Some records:
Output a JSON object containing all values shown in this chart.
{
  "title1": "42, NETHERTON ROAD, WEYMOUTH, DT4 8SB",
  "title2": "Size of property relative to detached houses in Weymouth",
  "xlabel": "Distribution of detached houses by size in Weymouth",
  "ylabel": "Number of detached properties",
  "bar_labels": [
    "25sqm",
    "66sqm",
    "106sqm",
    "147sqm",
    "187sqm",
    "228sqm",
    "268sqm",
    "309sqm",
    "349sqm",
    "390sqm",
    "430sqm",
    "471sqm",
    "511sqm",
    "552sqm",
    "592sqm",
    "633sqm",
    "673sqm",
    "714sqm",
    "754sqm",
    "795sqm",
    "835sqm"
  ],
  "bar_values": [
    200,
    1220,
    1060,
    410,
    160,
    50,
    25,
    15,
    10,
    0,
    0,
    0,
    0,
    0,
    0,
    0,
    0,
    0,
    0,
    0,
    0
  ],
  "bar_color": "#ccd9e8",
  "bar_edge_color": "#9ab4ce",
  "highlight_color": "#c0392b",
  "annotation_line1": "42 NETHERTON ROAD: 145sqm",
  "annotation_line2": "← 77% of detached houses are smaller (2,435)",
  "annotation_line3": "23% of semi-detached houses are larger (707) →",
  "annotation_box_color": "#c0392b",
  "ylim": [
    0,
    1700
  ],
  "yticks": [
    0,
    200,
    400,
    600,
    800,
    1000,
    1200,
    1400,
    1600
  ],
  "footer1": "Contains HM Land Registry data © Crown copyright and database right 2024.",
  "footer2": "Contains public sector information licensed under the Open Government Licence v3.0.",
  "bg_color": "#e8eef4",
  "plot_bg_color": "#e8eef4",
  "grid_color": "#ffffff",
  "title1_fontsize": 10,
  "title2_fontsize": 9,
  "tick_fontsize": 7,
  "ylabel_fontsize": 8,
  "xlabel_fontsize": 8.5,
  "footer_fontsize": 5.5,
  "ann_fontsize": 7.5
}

TASK
Find the string "houses" in the listing and return every line that holds it.

RESULT OF THE TASK
  "title2": "Size of property relative to detached houses in Weymouth",
  "xlabel": "Distribution of detached houses by size in Weymouth",
  "annotation_line2": "← 77% of detached houses are smaller (2,435)",
  "annotation_line3": "23% of semi-detached houses are larger (707) →",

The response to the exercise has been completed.